*AIM OF THE TASK*
In the listing below, locate the lines that hold "Center" and copy them.

━━ DATASET EXCERPTS

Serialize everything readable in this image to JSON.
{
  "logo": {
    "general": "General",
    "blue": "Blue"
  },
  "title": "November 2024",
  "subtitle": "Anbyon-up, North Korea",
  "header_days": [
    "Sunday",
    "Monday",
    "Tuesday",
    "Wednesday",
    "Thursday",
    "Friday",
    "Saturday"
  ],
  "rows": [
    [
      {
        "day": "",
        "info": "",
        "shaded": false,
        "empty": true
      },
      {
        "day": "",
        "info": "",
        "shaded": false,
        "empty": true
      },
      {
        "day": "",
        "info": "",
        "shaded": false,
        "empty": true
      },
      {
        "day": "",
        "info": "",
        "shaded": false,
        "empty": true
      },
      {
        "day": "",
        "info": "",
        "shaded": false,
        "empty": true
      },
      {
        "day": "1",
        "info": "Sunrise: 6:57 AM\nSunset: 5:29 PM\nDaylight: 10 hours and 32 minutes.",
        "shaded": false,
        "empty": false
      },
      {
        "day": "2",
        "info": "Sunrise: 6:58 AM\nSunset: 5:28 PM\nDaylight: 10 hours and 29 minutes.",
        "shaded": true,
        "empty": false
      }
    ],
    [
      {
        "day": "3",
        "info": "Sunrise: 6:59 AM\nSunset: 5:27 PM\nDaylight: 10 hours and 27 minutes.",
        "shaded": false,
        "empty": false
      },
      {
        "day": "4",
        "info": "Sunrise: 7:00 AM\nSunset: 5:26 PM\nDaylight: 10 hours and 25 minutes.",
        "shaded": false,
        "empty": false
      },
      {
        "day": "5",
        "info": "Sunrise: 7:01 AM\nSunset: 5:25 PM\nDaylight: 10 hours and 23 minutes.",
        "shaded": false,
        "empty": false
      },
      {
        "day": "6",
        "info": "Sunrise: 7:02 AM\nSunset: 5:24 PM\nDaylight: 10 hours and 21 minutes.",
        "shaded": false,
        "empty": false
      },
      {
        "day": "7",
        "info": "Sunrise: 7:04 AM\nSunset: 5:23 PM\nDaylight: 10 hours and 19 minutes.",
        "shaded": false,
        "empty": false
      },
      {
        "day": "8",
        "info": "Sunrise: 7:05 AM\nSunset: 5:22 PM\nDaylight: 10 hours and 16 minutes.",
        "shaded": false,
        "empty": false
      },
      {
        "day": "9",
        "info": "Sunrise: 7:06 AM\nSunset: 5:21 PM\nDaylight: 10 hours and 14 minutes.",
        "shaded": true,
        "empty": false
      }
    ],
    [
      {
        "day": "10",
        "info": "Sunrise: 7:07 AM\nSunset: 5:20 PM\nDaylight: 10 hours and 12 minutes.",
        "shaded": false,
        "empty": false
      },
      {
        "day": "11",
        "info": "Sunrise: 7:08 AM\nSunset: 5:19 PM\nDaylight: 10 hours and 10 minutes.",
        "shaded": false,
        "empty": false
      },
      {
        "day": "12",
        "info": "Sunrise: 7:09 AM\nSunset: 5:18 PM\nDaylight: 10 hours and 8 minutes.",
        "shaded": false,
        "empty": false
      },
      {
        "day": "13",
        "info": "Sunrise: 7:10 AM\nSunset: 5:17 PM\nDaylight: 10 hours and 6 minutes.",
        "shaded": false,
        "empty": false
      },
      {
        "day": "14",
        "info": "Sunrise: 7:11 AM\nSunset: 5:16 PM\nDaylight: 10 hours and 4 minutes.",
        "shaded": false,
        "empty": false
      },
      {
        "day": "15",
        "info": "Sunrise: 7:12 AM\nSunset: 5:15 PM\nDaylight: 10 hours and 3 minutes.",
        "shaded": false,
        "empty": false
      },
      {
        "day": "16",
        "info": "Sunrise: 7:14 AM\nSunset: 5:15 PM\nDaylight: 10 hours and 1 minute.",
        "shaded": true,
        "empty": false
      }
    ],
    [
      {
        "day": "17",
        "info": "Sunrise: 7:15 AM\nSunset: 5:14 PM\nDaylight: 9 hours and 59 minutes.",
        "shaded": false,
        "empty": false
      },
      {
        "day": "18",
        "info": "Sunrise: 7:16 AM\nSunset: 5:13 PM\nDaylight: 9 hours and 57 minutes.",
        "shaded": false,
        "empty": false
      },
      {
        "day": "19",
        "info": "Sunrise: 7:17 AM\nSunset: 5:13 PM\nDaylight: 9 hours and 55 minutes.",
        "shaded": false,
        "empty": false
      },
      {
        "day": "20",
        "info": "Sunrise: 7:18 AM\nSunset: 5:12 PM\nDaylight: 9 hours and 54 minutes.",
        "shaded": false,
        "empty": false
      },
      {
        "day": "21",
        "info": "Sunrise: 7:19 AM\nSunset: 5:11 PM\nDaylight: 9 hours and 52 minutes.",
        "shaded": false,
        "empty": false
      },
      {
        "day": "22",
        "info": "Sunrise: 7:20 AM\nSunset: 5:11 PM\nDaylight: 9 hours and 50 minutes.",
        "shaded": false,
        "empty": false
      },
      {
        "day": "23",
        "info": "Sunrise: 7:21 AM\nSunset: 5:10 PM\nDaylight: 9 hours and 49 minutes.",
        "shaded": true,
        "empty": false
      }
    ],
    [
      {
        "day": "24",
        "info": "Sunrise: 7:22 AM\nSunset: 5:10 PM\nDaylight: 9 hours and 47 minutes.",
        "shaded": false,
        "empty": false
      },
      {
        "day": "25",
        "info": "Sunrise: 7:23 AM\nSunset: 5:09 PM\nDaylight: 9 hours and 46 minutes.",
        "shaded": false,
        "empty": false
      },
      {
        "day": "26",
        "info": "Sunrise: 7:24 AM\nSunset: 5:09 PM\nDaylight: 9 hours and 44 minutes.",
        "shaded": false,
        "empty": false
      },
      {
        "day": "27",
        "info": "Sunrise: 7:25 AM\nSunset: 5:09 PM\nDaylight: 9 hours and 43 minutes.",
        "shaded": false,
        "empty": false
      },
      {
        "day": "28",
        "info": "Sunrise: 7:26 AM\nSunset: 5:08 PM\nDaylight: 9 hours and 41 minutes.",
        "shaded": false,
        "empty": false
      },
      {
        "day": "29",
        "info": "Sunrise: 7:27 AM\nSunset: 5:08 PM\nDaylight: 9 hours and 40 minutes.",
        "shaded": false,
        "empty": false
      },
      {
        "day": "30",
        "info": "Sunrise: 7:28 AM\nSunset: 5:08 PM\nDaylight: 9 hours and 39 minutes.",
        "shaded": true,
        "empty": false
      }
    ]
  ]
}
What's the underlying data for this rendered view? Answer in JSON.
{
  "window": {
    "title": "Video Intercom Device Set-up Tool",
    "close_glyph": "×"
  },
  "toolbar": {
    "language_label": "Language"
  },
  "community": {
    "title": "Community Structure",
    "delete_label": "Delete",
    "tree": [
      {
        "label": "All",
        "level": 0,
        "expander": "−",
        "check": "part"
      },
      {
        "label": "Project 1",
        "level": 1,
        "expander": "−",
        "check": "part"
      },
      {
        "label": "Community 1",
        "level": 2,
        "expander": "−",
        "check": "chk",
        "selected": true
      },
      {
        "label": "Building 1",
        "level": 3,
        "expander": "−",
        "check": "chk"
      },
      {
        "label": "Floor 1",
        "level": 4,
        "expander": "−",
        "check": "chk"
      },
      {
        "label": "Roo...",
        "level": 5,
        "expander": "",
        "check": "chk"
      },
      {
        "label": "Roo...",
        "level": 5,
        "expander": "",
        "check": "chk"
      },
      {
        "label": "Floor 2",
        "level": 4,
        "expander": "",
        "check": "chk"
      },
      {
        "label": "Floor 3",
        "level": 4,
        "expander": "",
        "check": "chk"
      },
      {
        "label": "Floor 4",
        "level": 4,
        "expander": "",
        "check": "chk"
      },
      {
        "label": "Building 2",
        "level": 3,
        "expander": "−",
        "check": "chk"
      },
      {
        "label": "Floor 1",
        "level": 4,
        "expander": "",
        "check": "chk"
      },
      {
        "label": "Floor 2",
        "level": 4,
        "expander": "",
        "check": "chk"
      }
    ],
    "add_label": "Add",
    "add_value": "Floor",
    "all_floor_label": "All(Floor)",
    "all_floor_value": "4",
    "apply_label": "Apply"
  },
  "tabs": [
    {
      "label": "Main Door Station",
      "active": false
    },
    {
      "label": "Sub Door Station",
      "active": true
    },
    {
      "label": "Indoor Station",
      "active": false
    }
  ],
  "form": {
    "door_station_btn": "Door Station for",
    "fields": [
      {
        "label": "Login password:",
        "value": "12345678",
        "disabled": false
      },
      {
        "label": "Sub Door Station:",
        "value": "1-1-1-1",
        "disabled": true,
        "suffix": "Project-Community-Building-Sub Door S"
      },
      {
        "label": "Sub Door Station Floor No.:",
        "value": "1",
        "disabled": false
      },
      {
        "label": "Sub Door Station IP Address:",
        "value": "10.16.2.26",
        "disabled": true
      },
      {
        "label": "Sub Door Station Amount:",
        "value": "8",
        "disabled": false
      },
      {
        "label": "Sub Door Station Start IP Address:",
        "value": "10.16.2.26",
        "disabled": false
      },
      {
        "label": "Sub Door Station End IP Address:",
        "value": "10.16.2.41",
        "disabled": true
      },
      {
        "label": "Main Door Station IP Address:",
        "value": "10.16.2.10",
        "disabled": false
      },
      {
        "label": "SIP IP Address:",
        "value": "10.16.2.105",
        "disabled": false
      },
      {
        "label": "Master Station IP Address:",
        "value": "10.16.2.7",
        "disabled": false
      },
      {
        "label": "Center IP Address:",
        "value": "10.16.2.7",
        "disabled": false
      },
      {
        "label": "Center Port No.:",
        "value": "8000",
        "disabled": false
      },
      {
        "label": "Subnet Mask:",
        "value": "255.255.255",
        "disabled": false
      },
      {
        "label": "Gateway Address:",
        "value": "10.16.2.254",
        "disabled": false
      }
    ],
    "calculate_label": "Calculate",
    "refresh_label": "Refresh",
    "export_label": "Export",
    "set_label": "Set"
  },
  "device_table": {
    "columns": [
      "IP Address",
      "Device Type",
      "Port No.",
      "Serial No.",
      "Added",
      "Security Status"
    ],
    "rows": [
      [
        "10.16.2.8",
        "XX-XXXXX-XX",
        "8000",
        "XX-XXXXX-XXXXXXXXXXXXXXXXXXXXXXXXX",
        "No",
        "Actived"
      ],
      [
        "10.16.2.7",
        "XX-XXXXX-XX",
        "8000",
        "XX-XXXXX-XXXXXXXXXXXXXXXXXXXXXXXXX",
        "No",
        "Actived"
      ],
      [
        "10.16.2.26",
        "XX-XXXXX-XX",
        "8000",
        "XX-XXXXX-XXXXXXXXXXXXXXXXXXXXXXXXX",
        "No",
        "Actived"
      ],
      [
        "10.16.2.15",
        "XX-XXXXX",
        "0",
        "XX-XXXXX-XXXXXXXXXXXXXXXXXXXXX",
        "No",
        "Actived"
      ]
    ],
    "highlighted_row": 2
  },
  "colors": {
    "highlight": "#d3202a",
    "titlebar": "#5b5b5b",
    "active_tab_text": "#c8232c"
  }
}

━━━━

*FINAL ANSWER*
        "label": "Center IP Address:",
        "label": "Center Port No.:",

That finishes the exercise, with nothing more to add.